Provide an exact transcription of all the records.

# START OF Recorded data

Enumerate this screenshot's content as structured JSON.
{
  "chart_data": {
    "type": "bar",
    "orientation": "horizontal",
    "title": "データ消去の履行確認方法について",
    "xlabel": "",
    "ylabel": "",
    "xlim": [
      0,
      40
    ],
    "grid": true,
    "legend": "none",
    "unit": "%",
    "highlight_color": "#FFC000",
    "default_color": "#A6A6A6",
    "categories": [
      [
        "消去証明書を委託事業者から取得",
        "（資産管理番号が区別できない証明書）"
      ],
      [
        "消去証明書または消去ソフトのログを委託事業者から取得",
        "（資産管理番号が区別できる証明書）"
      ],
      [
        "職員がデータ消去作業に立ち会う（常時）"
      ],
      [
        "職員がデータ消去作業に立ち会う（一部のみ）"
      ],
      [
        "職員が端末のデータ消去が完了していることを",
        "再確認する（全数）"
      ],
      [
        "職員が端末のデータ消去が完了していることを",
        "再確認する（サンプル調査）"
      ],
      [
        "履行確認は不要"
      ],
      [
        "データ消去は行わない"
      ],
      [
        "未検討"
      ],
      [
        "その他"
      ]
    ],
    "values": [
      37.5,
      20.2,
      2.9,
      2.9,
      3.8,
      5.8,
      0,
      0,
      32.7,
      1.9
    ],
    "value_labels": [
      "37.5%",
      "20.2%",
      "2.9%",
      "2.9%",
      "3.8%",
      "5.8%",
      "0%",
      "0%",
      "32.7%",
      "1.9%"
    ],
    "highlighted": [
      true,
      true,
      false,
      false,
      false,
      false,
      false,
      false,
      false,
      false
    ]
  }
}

# END OF Recorded data

• Output of the task
Enumerate this screenshot's content as structured JSON.
{
  "chart_data": {
    "type": "bar",
    "orientation": "horizontal",
    "title": "データ消去の履行確認方法について",
    "xlabel": "",
    "ylabel": "",
    "xlim": [
      0,
      40
    ],
    "grid": true,
    "legend": "none",
    "unit": "%",
    "highlight_color": "#FFC000",
    "default_color": "#A6A6A6",
    "categories": [
      [
        "消去証明書を委託事業者から取得",
        "（資産管理番号が区別できない証明書）"
      ],
      [
        "消去証明書または消去ソフトのログを委託事業者から取得",
        "（資産管理番号が区別できる証明書）"
      ],
      [
        "職員がデータ消去作業に立ち会う（常時）"
      ],
      [
        "職員がデータ消去作業に立ち会う（一部のみ）"
      ],
      [
        "職員が端末のデータ消去が完了していることを",
        "再確認する（全数）"
      ],
      [
        "職員が端末のデータ消去が完了していることを",
        "再確認する（サンプル調査）"
      ],
      [
        "履行確認は不要"
      ],
      [
        "データ消去は行わない"
      ],
      [
        "未検討"
      ],
      [
        "その他"
      ]
    ],
    "values": [
      37.5,
      20.2,
      2.9,
      2.9,
      3.8,
      5.8,
      0,
      0,
      32.7,
      1.9
    ],
    "value_labels": [
      "37.5%",
      "20.2%",
      "2.9%",
      "2.9%",
      "3.8%",
      "5.8%",
      "0%",
      "0%",
      "32.7%",
      "1.9%"
    ],
    "highlighted": [
      true,
      true,
      false,
      false,
      false,
      false,
      false,
      false,
      false,
      false
    ]
  }
}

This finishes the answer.